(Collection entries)
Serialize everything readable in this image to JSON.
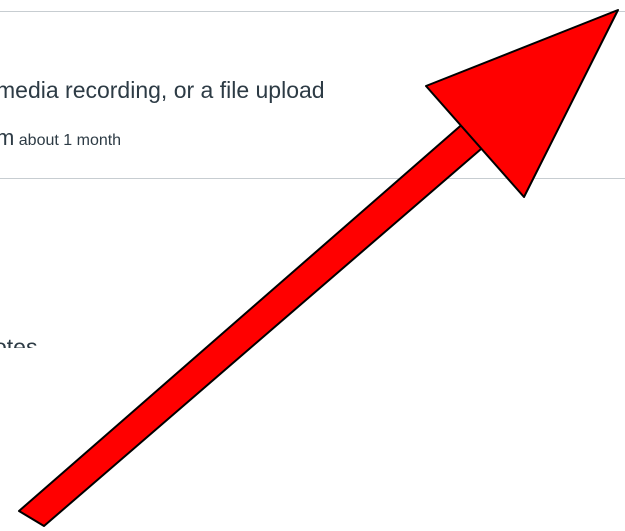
{
  "assignment": {
    "submission_types": "media recording, or a file upload",
    "meta_strong": "m",
    "meta_small": "about 1 month"
  },
  "partial_text": {
    "cut_line": "otes"
  },
  "annotation": {
    "arrow_color": "#ff0000",
    "arrow_outline": "#000000",
    "arrow_icon": "arrow-up-right-icon"
  }
}
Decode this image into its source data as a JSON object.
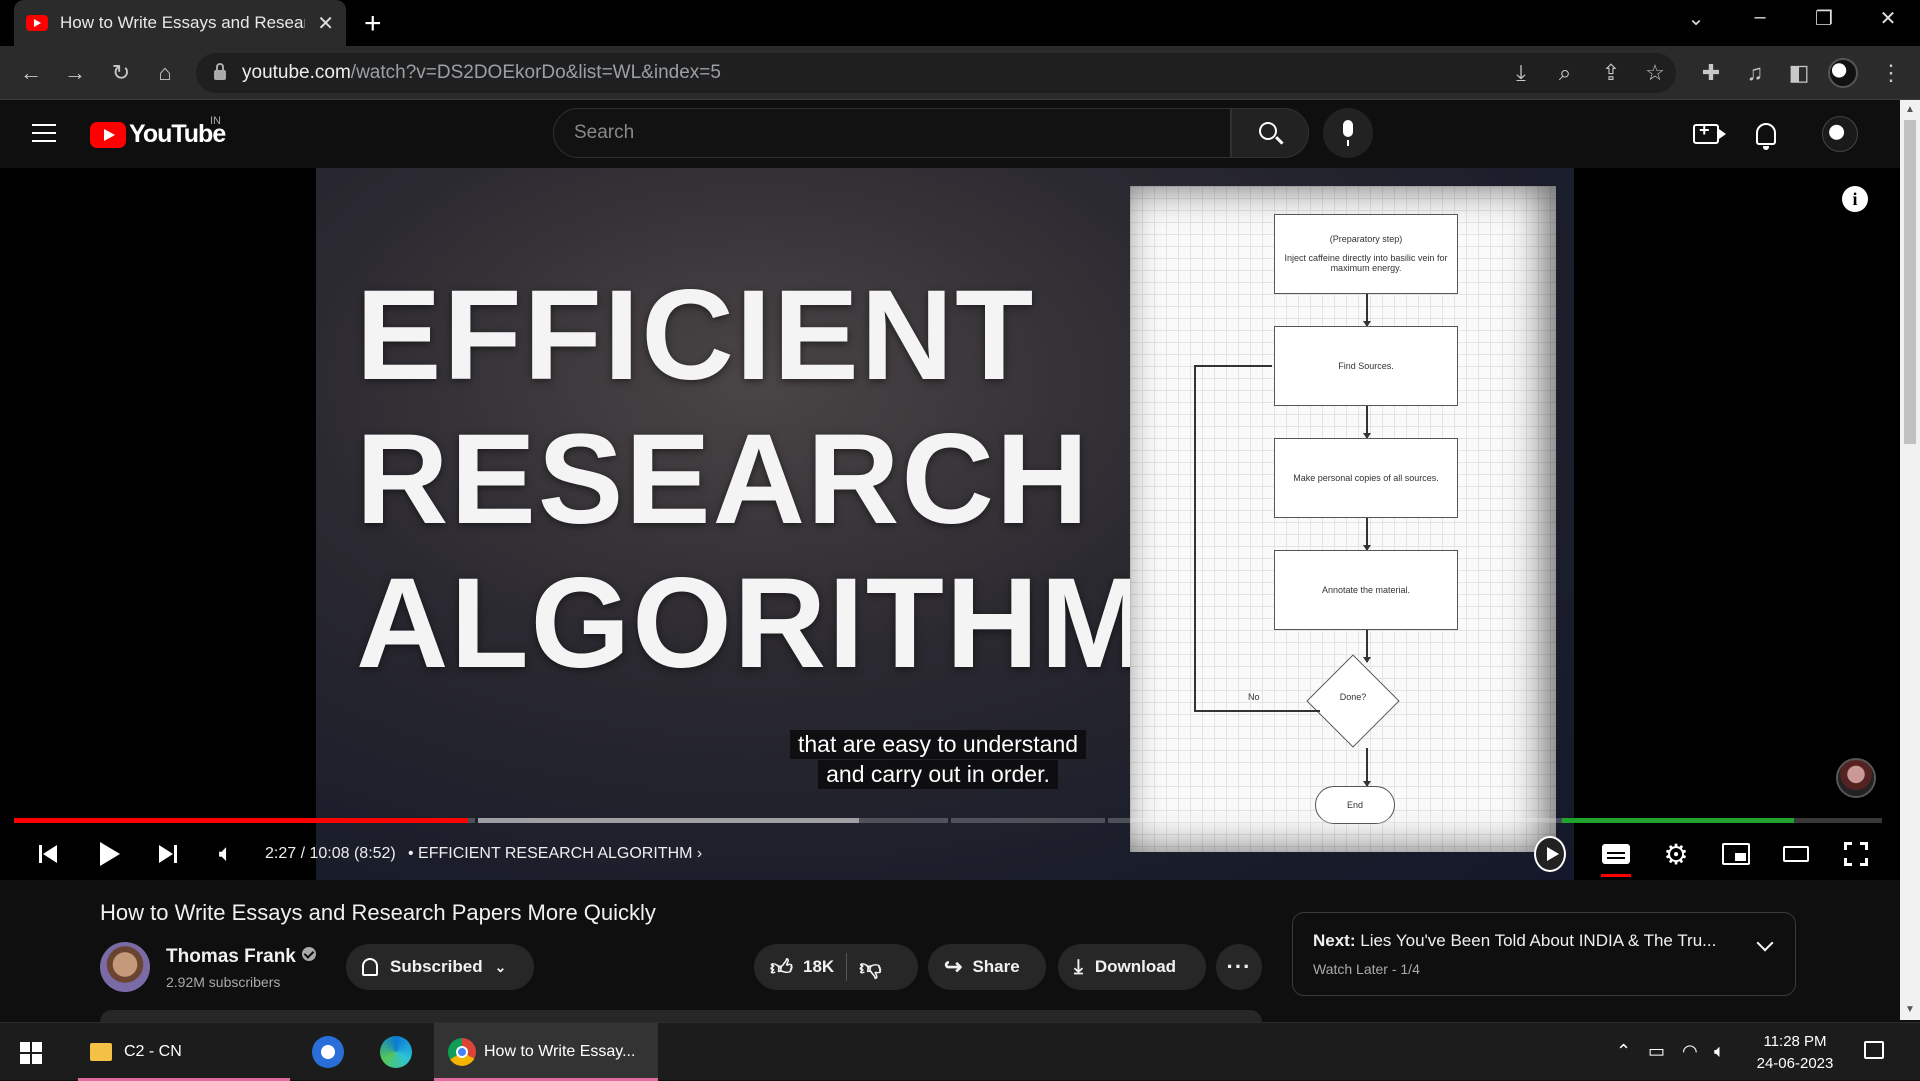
{
  "browser": {
    "tab_title": "How to Write Essays and Research Papers More Quickly",
    "url_host": "youtube.com",
    "url_path": "/watch?v=DS2DOEkorDo&list=WL&index=5"
  },
  "youtube_header": {
    "logo_text": "YouTube",
    "country_code": "IN",
    "search_placeholder": "Search"
  },
  "video": {
    "thumbnail_lines": [
      "EFFICIENT",
      "RESEARCH",
      "ALGORITHM"
    ],
    "flowchart": {
      "step1_title": "(Preparatory step)",
      "step1_text": "Inject caffeine directly into basilic vein for maximum energy.",
      "step2": "Find Sources.",
      "step3": "Make personal copies of all sources.",
      "step4": "Annotate the material.",
      "decision": "Done?",
      "no_label": "No",
      "end": "End"
    },
    "subtitle_line1": "that are easy to understand",
    "subtitle_line2": "and carry out in order.",
    "progress_fraction": 0.243
  },
  "player_controls": {
    "time": "2:27 / 10:08 (8:52)",
    "chapter": "• EFFICIENT RESEARCH ALGORITHM ›"
  },
  "video_info": {
    "title": "How to Write Essays and Research Papers More Quickly",
    "channel_name": "Thomas Frank",
    "subscribers": "2.92M subscribers",
    "subscribe_label": "Subscribed",
    "likes": "18K",
    "share_label": "Share",
    "download_label": "Download"
  },
  "next_card": {
    "prefix": "Next:",
    "title": "Lies You've Been Told About INDIA & The Tru...",
    "sub": "Watch Later - 1/4"
  },
  "taskbar": {
    "folder_label": "C2 - CN",
    "chrome_label": "How to Write Essay...",
    "time": "11:28 PM",
    "date": "24-06-2023"
  },
  "colors": {
    "youtube_red": "#ff0000",
    "sponsor_green": "#1fa32d",
    "background": "#0f0f0f"
  }
}
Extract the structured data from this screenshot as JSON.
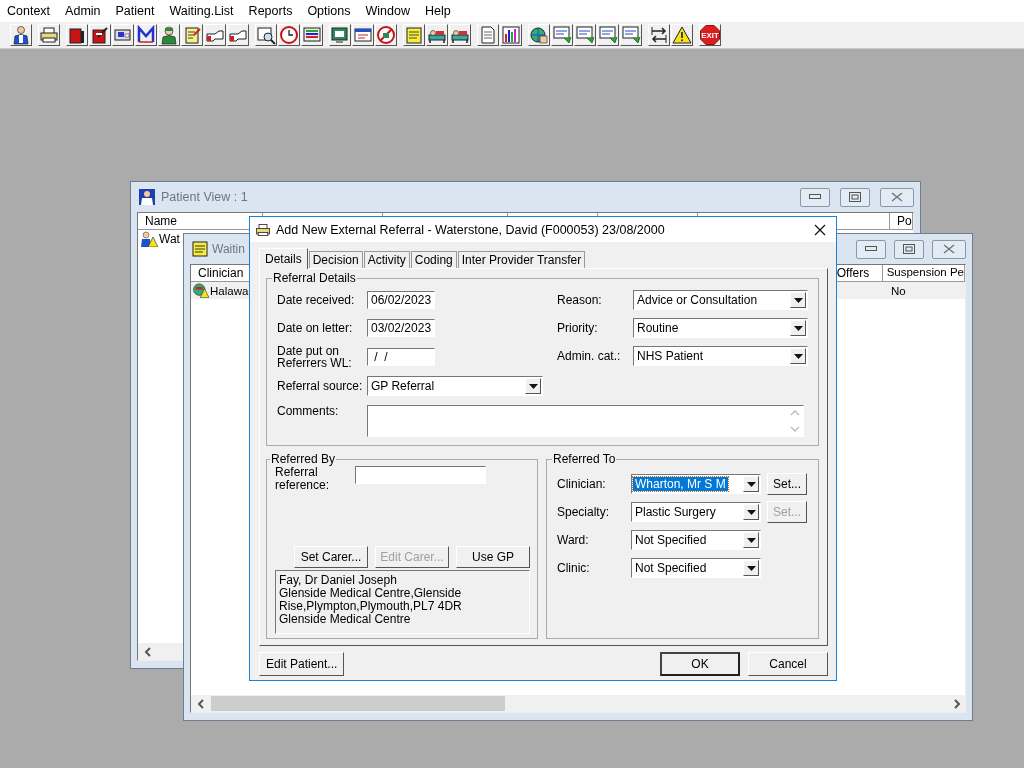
{
  "menu": [
    {
      "label": "Context"
    },
    {
      "label": "Admin"
    },
    {
      "label": "Patient"
    },
    {
      "label": "Waiting.List"
    },
    {
      "label": "Reports"
    },
    {
      "label": "Options"
    },
    {
      "label": "Window"
    },
    {
      "label": "Help"
    }
  ],
  "toolbar": {
    "exit_label": "EXIT"
  },
  "patient_view": {
    "title": "Patient View : 1",
    "active": false,
    "columns": [
      {
        "label": "Name"
      },
      {
        "label": "Po"
      }
    ],
    "rows": [
      {
        "name": "Wat"
      }
    ]
  },
  "waiting_list": {
    "title": "Waitin",
    "active": false,
    "columns": [
      {
        "label": "Clinician"
      },
      {
        "label": "Offers"
      },
      {
        "label": "Suspension Pe"
      }
    ],
    "rows": [
      {
        "clinician": "Halawa",
        "suspension": "No",
        "selected": true
      }
    ]
  },
  "dialog": {
    "title": "Add New External Referral - Waterstone, David (F000053) 23/08/2000",
    "tabs": [
      {
        "label": "Details",
        "selected": true
      },
      {
        "label": "Decision",
        "selected": false
      },
      {
        "label": "Activity",
        "selected": false
      },
      {
        "label": "Coding",
        "selected": false
      },
      {
        "label": "Inter Provider Transfer",
        "selected": false
      }
    ],
    "referral_details": {
      "title": "Referral Details",
      "left_fields": [
        {
          "kind": "date",
          "label": "Date received:",
          "value": "06/02/2023"
        },
        {
          "kind": "date",
          "label": "Date on letter:",
          "value": "03/02/2023"
        },
        {
          "kind": "date",
          "label": "Date put on Referrers WL:",
          "value": " /  /"
        },
        {
          "kind": "combo",
          "label": "Referral source:",
          "value": "GP Referral"
        }
      ],
      "right_fields": [
        {
          "kind": "combo",
          "label": "Reason:",
          "value": "Advice or Consultation"
        },
        {
          "kind": "combo",
          "label": "Priority:",
          "value": "Routine"
        },
        {
          "kind": "combo",
          "label": "Admin. cat.:",
          "value": "NHS Patient"
        }
      ],
      "comments": {
        "label": "Comments:"
      }
    },
    "referred_by": {
      "title": "Referred By",
      "reference_label": "Referral reference:",
      "buttons": [
        {
          "label": "Set Carer...",
          "disabled": false
        },
        {
          "label": "Edit Carer...",
          "disabled": true
        },
        {
          "label": "Use GP",
          "disabled": false
        }
      ],
      "address_lines": [
        "Fay, Dr Daniel Joseph",
        "Glenside Medical Centre,Glenside",
        "Rise,Plympton,Plymouth,PL7 4DR",
        "Glenside Medical Centre"
      ]
    },
    "referred_to": {
      "title": "Referred To",
      "fields": [
        {
          "label": "Clinician:",
          "value": "Wharton, Mr S M",
          "focused": true,
          "set_button": {
            "label": "Set...",
            "disabled": false
          }
        },
        {
          "label": "Specialty:",
          "value": "Plastic Surgery",
          "focused": false,
          "set_button": {
            "label": "Set...",
            "disabled": true
          }
        },
        {
          "label": "Ward:",
          "value": "Not Specified",
          "focused": false
        },
        {
          "label": "Clinic:",
          "value": "Not Specified",
          "focused": false
        }
      ]
    },
    "footer_buttons": [
      {
        "kind": "left",
        "label": "Edit Patient..."
      },
      {
        "kind": "default",
        "label": "OK"
      },
      {
        "kind": "normal",
        "label": "Cancel"
      }
    ]
  }
}
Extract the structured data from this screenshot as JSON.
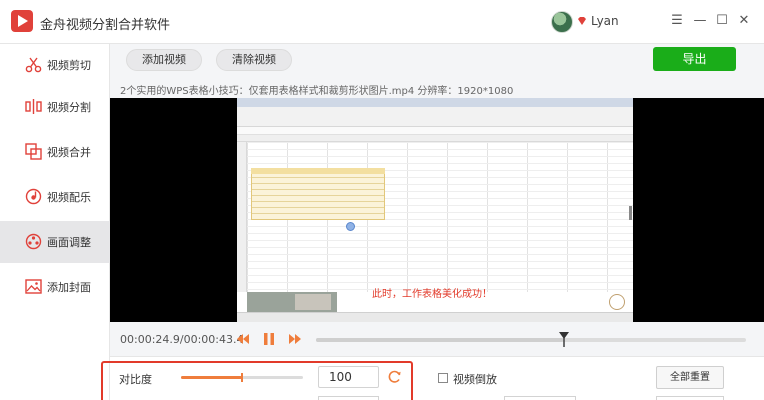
{
  "app": {
    "title": "金舟视频分割合并软件",
    "user": "Lyan"
  },
  "window_controls": {
    "menu": "☰",
    "minimize": "—",
    "maximize": "☐",
    "close": "✕"
  },
  "sidebar": {
    "items": [
      {
        "label": "视频剪切",
        "icon": "scissors-icon"
      },
      {
        "label": "视频分割",
        "icon": "split-icon"
      },
      {
        "label": "视频合并",
        "icon": "merge-icon"
      },
      {
        "label": "视频配乐",
        "icon": "music-icon"
      },
      {
        "label": "画面调整",
        "icon": "picture-adjust-icon",
        "active": true
      },
      {
        "label": "添加封面",
        "icon": "cover-icon"
      }
    ]
  },
  "toolbar": {
    "add_label": "添加视频",
    "clear_label": "清除视频",
    "export_label": "导出"
  },
  "file": {
    "info": "2个实用的WPS表格小技巧：仅套用表格样式和裁剪形状图片.mp4   分辨率：1920*1080"
  },
  "video": {
    "caption": "此时，工作表格美化成功！"
  },
  "player": {
    "time": "00:00:24.9/00:00:43.4",
    "progress": 0.574
  },
  "adjust": {
    "contrast_label": "对比度",
    "contrast_value": "100",
    "contrast_slider": 0.5,
    "reverse_label": "视频倒放",
    "reset_all_label": "全部重置"
  },
  "colors": {
    "accent": "#1aad19",
    "highlight": "#e23a2a",
    "slider": "#ef7d3c",
    "brand": "#e0413a"
  }
}
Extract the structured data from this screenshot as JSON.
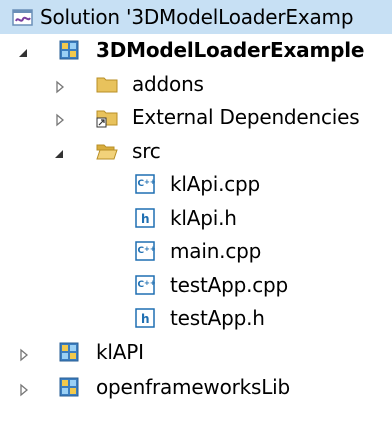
{
  "tree": {
    "solution": {
      "label": "Solution '3DModelLoaderExamp",
      "icon": "solution-icon"
    },
    "project": {
      "label": "3DModelLoaderExample",
      "icon": "project-icon",
      "expanded": true
    },
    "addons": {
      "label": "addons",
      "icon": "folder-icon",
      "expanded": false
    },
    "external": {
      "label": "External Dependencies",
      "icon": "external-deps-folder-icon",
      "expanded": false
    },
    "src": {
      "label": "src",
      "icon": "open-folder-icon",
      "expanded": true
    },
    "files": [
      {
        "label": "klApi.cpp",
        "icon": "cpp-file-icon"
      },
      {
        "label": "klApi.h",
        "icon": "header-file-icon"
      },
      {
        "label": "main.cpp",
        "icon": "cpp-file-icon"
      },
      {
        "label": "testApp.cpp",
        "icon": "cpp-file-icon"
      },
      {
        "label": "testApp.h",
        "icon": "header-file-icon"
      }
    ],
    "klapi_project": {
      "label": "klAPI",
      "icon": "project-icon",
      "expanded": false
    },
    "of_project": {
      "label": "openframeworksLib",
      "icon": "project-icon",
      "expanded": false
    }
  },
  "colors": {
    "selection": "#c7e0f4",
    "folder": "#e8c25c",
    "cpp_icon": "#1f6fb2",
    "header_icon": "#1f6fb2"
  }
}
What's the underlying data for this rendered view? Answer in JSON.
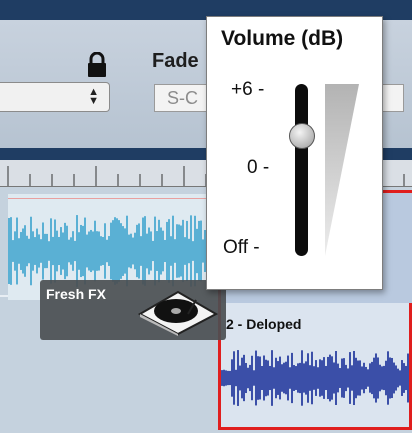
{
  "header": {
    "fade_label": "Fade",
    "fade_value": "S-C"
  },
  "clips": {
    "fx_label": "Fresh FX",
    "clip2_title": "2 - Deloped"
  },
  "volume_popup": {
    "title": "Volume (dB)",
    "tick_top": "+6 -",
    "tick_mid": "0 -",
    "tick_bottom": "Off -",
    "value_db": "0"
  },
  "colors": {
    "clip_selection": "#e01e1e",
    "waveform_light": "#5ab0d4",
    "waveform_dark": "#3b4fa8"
  }
}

GIVEN REQUEST: Look through the material and say how many lines hold "ALGORITHM". Give the number only.

SOLUTION: 2